■ **Brief**
Locate every line below that contains the word "Signature" and copy it.

■ **Records to use**
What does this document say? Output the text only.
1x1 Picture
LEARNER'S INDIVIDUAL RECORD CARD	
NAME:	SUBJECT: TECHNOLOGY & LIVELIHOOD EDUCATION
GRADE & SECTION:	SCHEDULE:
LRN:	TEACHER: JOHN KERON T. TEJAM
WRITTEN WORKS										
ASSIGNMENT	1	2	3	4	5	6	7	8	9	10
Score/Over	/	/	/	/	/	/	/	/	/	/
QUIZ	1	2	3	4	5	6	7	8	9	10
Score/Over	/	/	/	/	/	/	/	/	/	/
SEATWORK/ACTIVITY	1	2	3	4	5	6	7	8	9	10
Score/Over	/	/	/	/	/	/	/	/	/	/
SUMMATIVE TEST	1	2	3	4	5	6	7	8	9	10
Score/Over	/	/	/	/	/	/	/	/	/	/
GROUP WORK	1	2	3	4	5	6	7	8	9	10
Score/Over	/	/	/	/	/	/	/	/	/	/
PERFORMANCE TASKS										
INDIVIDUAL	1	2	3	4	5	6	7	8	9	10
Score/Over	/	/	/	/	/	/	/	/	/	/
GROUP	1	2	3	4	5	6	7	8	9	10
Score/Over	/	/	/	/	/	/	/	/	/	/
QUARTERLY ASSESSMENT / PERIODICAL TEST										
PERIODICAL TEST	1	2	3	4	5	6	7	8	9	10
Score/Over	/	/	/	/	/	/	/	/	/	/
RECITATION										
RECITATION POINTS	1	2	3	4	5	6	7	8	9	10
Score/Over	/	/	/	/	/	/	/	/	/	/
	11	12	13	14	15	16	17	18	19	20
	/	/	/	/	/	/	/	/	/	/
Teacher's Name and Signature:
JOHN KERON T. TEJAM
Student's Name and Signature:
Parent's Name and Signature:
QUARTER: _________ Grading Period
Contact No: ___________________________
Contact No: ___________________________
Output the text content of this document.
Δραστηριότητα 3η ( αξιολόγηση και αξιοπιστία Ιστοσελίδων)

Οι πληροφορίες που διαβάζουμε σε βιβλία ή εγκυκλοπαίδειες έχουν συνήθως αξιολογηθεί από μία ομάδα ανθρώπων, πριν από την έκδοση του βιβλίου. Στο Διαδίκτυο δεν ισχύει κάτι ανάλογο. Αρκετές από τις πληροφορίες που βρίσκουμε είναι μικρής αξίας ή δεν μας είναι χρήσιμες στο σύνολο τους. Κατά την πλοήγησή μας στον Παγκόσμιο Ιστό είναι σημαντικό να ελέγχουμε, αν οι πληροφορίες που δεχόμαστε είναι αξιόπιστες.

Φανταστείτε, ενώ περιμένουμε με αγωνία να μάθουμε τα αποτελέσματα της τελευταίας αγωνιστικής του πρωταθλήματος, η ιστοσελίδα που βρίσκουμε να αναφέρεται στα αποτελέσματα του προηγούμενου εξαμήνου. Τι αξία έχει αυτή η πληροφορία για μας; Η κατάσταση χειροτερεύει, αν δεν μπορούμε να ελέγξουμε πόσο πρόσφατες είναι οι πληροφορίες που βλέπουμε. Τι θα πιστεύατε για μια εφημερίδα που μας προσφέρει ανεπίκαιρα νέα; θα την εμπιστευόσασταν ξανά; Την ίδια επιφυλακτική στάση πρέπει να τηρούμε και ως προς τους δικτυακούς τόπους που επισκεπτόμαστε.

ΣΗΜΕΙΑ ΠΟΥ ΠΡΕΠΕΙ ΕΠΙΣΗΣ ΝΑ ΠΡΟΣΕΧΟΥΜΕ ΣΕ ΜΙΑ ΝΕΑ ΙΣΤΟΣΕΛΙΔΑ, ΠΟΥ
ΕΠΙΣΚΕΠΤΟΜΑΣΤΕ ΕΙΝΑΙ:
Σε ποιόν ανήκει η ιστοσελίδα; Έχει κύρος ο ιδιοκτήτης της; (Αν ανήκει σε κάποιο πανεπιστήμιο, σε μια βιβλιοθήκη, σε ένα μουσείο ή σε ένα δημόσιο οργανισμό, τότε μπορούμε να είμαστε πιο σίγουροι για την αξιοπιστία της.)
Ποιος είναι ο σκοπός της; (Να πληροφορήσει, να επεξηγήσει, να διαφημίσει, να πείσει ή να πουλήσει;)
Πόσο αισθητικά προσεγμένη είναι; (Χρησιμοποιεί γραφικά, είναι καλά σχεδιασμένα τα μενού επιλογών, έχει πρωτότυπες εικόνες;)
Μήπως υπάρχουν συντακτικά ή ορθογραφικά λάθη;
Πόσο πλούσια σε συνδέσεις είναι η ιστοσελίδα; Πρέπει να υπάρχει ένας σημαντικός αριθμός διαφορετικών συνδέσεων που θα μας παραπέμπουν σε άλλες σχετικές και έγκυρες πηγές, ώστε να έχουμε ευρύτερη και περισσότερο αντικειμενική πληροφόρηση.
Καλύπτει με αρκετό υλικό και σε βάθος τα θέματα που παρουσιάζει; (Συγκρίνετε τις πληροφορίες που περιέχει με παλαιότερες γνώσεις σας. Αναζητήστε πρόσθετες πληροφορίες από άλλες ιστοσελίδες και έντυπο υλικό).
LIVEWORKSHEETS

■ **Written response**
Teacher's Name and Signature:
Student's Name and Signature:
Parent's Name and Signature:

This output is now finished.